(Stored entries)
──────────────────────────────

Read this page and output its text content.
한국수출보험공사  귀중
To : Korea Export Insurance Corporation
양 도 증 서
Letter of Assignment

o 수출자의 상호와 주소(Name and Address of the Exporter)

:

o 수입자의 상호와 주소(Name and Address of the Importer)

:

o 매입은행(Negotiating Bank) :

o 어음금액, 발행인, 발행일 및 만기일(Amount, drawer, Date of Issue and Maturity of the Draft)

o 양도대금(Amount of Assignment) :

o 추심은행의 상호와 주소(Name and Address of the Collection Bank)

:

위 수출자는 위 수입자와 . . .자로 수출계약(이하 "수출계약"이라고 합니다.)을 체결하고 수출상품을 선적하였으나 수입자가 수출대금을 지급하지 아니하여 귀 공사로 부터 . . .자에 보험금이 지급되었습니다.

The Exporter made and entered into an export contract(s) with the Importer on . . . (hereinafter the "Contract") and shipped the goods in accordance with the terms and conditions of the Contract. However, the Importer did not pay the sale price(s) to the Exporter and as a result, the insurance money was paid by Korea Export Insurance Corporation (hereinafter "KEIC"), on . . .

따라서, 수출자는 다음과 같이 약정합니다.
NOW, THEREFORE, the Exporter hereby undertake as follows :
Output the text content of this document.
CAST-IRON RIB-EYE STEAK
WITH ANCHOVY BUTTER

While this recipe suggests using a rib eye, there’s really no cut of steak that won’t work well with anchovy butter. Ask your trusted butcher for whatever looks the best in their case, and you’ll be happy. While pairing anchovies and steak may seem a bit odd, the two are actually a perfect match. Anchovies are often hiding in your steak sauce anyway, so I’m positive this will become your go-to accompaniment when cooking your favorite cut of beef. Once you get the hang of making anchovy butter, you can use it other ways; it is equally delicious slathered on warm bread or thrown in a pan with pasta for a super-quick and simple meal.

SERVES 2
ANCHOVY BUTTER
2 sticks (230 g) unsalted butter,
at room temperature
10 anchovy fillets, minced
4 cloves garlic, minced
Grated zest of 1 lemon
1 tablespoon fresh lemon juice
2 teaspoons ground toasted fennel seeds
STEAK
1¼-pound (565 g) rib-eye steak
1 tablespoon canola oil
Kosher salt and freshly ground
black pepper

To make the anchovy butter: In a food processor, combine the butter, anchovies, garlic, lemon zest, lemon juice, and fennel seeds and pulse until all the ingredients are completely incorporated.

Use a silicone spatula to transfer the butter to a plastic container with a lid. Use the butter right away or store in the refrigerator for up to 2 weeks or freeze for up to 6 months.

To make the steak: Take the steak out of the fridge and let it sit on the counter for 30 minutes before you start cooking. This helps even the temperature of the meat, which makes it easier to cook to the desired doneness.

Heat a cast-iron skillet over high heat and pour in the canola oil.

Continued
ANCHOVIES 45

──────────────────────────────

* Do this: Count the lines that hold the string "tablespoon" and state that number alone.

* Full solution: 2